*YOUR INSTRUCTIONS:*
Below is a block of records; repeat each one exactly.

*STORED DATA:*
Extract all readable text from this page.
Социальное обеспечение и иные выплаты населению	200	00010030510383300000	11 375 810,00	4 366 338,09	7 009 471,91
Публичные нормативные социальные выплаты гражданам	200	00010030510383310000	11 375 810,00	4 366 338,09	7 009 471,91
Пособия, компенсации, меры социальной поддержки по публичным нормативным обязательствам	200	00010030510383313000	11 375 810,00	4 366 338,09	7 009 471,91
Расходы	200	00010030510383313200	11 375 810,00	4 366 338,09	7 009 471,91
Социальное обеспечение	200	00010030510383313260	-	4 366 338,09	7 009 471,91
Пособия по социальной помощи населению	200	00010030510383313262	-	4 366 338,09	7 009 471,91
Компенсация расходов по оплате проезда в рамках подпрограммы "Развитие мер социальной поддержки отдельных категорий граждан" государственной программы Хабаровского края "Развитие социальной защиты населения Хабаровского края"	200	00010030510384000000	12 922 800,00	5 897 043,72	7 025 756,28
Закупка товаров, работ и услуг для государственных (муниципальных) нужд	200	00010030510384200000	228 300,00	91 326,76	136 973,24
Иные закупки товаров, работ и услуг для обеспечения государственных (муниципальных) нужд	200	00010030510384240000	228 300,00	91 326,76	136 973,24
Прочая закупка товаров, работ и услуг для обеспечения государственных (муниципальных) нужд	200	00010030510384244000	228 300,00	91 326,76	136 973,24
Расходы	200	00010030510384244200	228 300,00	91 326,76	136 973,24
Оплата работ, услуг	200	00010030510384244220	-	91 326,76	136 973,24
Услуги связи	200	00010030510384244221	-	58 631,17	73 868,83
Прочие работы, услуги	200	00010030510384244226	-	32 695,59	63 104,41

*EXERCISE RESPONSE:*
Extract all readable text from this page.
Социальное обеспечение и иные выплаты населению	200	00010030510383300000	11 375 810,00	4 366 338,09	7 009 471,91
Публичные нормативные социальные выплаты гражданам	200	00010030510383310000	11 375 810,00	4 366 338,09	7 009 471,91
Пособия, компенсации, меры социальной поддержки по публичным нормативным обязательствам	200	00010030510383313000	11 375 810,00	4 366 338,09	7 009 471,91
Расходы	200	00010030510383313200	11 375 810,00	4 366 338,09	7 009 471,91
Социальное обеспечение	200	00010030510383313260	-	4 366 338,09	7 009 471,91
Пособия по социальной помощи населению	200	00010030510383313262	-	4 366 338,09	7 009 471,91
Компенсация расходов по оплате проезда в рамках подпрограммы "Развитие мер социальной поддержки отдельных категорий граждан" государственной программы Хабаровского края "Развитие социальной защиты населения Хабаровского края"	200	00010030510384000000	12 922 800,00	5 897 043,72	7 025 756,28
Закупка товаров, работ и услуг для государственных (муниципальных) нужд	200	00010030510384200000	228 300,00	91 326,76	136 973,24
Иные закупки товаров, работ и услуг для обеспечения государственных (муниципальных) нужд	200	00010030510384240000	228 300,00	91 326,76	136 973,24
Прочая закупка товаров, работ и услуг для обеспечения государственных (муниципальных) нужд	200	00010030510384244000	228 300,00	91 326,76	136 973,24
Расходы	200	00010030510384244200	228 300,00	91 326,76	136 973,24
Оплата работ, услуг	200	00010030510384244220	-	91 326,76	136 973,24
Услуги связи	200	00010030510384244221	-	58 631,17	73 868,83
Прочие работы, услуги	200	00010030510384244226	-	32 695,59	63 104,41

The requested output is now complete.